(TASK STATEMENT):
Your task is to output the entries below word for word.

## begin MATERIAL

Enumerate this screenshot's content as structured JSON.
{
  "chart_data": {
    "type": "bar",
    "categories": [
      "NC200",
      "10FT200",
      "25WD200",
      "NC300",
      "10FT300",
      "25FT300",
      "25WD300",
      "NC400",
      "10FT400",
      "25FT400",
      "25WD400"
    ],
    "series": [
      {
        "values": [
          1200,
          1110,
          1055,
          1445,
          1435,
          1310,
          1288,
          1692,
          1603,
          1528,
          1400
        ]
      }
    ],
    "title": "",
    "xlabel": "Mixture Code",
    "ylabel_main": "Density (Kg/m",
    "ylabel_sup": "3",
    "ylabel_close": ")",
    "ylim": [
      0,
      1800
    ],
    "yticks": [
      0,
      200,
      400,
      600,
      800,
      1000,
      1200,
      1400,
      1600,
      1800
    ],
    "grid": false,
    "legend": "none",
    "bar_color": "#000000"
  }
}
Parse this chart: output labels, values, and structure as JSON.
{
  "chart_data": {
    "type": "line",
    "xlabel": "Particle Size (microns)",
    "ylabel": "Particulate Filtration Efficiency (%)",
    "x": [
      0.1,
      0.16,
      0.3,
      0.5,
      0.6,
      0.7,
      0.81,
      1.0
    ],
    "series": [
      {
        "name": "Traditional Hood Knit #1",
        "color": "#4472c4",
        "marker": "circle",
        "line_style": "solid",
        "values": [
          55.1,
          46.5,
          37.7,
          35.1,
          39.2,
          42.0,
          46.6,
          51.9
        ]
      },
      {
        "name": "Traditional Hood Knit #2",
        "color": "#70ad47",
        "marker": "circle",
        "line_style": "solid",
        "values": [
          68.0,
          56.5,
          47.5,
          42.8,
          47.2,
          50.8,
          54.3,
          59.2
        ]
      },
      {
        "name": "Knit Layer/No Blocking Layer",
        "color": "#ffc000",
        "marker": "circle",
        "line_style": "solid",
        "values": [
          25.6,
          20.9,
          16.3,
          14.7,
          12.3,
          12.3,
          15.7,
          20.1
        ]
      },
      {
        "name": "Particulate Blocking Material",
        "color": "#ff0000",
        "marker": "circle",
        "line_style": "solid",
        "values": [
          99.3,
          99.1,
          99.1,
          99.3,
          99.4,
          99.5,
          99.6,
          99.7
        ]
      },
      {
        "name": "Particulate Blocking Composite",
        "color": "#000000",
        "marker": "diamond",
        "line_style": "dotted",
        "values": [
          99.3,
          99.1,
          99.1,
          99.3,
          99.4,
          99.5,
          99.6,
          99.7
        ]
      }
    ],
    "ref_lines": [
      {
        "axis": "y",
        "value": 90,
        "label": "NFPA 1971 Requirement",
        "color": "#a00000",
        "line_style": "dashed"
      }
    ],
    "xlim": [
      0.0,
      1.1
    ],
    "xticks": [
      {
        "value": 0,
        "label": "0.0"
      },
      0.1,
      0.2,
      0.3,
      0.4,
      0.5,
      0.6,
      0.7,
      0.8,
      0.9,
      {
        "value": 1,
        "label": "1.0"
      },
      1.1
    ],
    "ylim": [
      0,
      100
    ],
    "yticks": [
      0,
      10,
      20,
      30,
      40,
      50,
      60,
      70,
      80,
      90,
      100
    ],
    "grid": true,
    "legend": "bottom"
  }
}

## end MATERIAL

(RESPONSE TO THIS EXERCISE):
Enumerate this screenshot's content as structured JSON.
{
  "chart_data": {
    "type": "bar",
    "categories": [
      "NC200",
      "10FT200",
      "25WD200",
      "NC300",
      "10FT300",
      "25FT300",
      "25WD300",
      "NC400",
      "10FT400",
      "25FT400",
      "25WD400"
    ],
    "series": [
      {
        "values": [
          1200,
          1110,
          1055,
          1445,
          1435,
          1310,
          1288,
          1692,
          1603,
          1528,
          1400
        ]
      }
    ],
    "title": "",
    "xlabel": "Mixture Code",
    "ylabel_main": "Density (Kg/m",
    "ylabel_sup": "3",
    "ylabel_close": ")",
    "ylim": [
      0,
      1800
    ],
    "yticks": [
      0,
      200,
      400,
      600,
      800,
      1000,
      1200,
      1400,
      1600,
      1800
    ],
    "grid": false,
    "legend": "none",
    "bar_color": "#000000"
  }
}
Parse this chart: output labels, values, and structure as JSON.
{
  "chart_data": {
    "type": "line",
    "xlabel": "Particle Size (microns)",
    "ylabel": "Particulate Filtration Efficiency (%)",
    "x": [
      0.1,
      0.16,
      0.3,
      0.5,
      0.6,
      0.7,
      0.81,
      1.0
    ],
    "series": [
      {
        "name": "Traditional Hood Knit #1",
        "color": "#4472c4",
        "marker": "circle",
        "line_style": "solid",
        "values": [
          55.1,
          46.5,
          37.7,
          35.1,
          39.2,
          42.0,
          46.6,
          51.9
        ]
      },
      {
        "name": "Traditional Hood Knit #2",
        "color": "#70ad47",
        "marker": "circle",
        "line_style": "solid",
        "values": [
          68.0,
          56.5,
          47.5,
          42.8,
          47.2,
          50.8,
          54.3,
          59.2
        ]
      },
      {
        "name": "Knit Layer/No Blocking Layer",
        "color": "#ffc000",
        "marker": "circle",
        "line_style": "solid",
        "values": [
          25.6,
          20.9,
          16.3,
          14.7,
          12.3,
          12.3,
          15.7,
          20.1
        ]
      },
      {
        "name": "Particulate Blocking Material",
        "color": "#ff0000",
        "marker": "circle",
        "line_style": "solid",
        "values": [
          99.3,
          99.1,
          99.1,
          99.3,
          99.4,
          99.5,
          99.6,
          99.7
        ]
      },
      {
        "name": "Particulate Blocking Composite",
        "color": "#000000",
        "marker": "diamond",
        "line_style": "dotted",
        "values": [
          99.3,
          99.1,
          99.1,
          99.3,
          99.4,
          99.5,
          99.6,
          99.7
        ]
      }
    ],
    "ref_lines": [
      {
        "axis": "y",
        "value": 90,
        "label": "NFPA 1971 Requirement",
        "color": "#a00000",
        "line_style": "dashed"
      }
    ],
    "xlim": [
      0.0,
      1.1
    ],
    "xticks": [
      {
        "value": 0,
        "label": "0.0"
      },
      0.1,
      0.2,
      0.3,
      0.4,
      0.5,
      0.6,
      0.7,
      0.8,
      0.9,
      {
        "value": 1,
        "label": "1.0"
      },
      1.1
    ],
    "ylim": [
      0,
      100
    ],
    "yticks": [
      0,
      10,
      20,
      30,
      40,
      50,
      60,
      70,
      80,
      90,
      100
    ],
    "grid": true,
    "legend": "bottom"
  }
}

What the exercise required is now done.